FIG.1. Mice lacking Gnat3, Tas1r3 or Trpm5 show markedly reduced preference for and consumption of alcohol

A. Gnat3 knockout mice. Pure ethanol (EtOH) consumption (g/kg/day); n=7 for wild-type and n=10 for knockout mice. B. Tas1r3 knockout mice. Pure ethanol consumption (g/kg/day); n=8 for each genotype. C. Trpm5 knockout mice. Pure ethanol consumption (g/kg/day); n=7 for wild-type. n=10 for knockout mice. D. Gnat3 knockout mice. Preference score for ethanol. E. Tas1r3 knockout mice. Preference score for ethanol. F. Trpm5 knockout mice. Preference score for ethanol. G. Gnat3 knockout mice. Total fluid intake (g/kg/day). H. Tas1r3 knockout mice. Total fluid intake. I. Trpm5 knockout mice. Total fluid intake. * - p<0.05; ** - p<0.01; *** - p<0.001 – significant differences relative to wild-type mice for the same concentration of ethanol (post-hoc Bonferroni Test).

#### Source material
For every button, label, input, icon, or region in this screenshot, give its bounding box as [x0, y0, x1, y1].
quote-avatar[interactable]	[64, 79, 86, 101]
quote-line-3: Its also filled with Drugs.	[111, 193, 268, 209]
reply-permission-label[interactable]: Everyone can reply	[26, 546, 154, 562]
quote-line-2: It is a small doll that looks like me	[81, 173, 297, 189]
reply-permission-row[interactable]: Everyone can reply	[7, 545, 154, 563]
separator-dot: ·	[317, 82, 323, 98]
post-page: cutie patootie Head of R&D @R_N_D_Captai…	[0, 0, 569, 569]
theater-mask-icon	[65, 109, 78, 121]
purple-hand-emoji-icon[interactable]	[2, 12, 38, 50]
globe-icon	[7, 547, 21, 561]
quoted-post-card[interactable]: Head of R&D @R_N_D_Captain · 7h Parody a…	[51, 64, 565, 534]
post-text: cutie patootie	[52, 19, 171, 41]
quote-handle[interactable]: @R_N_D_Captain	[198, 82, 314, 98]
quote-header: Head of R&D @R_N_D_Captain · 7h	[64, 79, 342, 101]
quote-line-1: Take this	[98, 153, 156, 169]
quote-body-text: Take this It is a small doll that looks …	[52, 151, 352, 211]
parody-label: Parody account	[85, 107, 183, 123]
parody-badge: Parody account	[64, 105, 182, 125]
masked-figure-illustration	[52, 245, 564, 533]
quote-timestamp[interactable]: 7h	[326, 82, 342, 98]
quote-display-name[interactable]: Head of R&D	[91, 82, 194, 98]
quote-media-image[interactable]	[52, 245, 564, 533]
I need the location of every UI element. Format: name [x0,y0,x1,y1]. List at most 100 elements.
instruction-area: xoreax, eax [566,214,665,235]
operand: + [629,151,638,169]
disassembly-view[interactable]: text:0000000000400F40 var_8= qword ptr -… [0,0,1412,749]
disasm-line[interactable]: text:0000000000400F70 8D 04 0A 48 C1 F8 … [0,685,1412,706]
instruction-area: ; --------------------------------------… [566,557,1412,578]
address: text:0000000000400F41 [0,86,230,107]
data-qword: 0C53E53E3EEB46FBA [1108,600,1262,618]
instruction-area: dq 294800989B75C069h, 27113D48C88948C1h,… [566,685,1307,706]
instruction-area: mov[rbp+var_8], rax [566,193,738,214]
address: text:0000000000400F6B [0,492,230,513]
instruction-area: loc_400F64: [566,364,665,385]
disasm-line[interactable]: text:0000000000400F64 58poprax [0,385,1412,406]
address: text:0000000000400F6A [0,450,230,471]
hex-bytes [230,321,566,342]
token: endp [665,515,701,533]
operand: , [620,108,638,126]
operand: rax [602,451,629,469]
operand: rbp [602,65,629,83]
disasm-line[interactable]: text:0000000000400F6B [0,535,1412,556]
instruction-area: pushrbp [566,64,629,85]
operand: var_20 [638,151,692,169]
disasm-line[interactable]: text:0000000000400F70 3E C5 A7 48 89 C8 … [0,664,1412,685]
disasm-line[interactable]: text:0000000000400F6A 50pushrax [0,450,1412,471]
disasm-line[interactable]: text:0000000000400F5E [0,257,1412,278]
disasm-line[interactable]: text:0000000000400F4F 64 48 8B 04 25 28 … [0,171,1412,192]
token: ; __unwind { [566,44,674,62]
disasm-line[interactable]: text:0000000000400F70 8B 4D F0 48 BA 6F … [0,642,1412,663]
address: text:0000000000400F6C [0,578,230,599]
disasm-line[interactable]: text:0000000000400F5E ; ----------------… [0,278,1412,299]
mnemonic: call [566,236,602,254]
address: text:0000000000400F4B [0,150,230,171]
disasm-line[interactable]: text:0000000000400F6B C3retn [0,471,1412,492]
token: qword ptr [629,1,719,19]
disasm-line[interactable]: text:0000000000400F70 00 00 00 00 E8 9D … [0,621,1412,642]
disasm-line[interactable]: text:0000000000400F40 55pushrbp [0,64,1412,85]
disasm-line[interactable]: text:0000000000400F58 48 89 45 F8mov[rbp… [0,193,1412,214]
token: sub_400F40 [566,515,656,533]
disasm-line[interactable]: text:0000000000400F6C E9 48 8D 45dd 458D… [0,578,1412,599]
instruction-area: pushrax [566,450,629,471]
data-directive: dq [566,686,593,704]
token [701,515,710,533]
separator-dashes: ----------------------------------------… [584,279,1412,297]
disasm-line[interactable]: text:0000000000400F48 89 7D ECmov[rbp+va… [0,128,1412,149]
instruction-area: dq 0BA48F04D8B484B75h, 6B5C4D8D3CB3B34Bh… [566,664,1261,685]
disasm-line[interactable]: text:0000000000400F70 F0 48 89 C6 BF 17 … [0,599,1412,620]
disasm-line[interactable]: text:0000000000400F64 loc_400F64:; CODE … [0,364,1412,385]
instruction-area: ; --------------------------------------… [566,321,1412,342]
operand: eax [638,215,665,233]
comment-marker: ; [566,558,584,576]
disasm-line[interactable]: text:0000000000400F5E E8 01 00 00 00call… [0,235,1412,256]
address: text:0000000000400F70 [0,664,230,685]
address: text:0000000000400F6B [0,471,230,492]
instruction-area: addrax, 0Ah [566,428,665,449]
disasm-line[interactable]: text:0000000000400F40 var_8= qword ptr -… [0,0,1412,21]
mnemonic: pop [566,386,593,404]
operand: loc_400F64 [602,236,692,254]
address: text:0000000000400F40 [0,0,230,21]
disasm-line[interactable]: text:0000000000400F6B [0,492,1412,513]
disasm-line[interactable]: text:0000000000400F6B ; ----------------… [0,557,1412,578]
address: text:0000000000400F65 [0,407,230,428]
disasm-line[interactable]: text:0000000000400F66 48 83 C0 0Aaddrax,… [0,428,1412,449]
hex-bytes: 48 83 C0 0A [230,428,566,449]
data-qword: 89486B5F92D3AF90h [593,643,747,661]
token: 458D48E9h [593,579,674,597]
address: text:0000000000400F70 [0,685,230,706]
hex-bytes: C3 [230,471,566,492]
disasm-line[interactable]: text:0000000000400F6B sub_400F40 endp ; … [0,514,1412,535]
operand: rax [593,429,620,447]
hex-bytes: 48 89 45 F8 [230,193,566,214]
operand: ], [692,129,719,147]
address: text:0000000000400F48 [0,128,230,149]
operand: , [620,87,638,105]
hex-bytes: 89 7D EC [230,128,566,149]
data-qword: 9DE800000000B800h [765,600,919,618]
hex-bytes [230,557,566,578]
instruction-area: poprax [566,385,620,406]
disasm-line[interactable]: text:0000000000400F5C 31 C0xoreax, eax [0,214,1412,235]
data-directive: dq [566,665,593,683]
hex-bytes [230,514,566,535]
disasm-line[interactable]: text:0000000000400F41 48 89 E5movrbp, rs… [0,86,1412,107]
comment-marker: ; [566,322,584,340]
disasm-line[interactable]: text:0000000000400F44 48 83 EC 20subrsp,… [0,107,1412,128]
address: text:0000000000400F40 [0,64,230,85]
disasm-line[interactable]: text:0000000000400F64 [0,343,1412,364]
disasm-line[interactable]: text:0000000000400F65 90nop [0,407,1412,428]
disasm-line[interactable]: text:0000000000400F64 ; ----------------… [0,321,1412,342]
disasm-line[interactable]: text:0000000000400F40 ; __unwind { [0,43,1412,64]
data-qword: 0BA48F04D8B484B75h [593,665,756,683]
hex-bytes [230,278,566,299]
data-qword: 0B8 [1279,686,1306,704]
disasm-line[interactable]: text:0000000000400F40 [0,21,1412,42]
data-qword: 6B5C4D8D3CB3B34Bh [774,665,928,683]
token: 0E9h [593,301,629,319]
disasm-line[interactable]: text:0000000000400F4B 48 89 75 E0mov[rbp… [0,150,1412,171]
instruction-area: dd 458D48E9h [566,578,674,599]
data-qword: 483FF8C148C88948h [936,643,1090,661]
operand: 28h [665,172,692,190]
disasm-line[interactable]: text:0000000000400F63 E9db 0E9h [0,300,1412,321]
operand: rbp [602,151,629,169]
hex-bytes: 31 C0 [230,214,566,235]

#### Work item
Name every gene whose knockout mice appear in the figure legend on alcohol preference.

#### Written solution
Gnat3, Tas1r3, Trpm5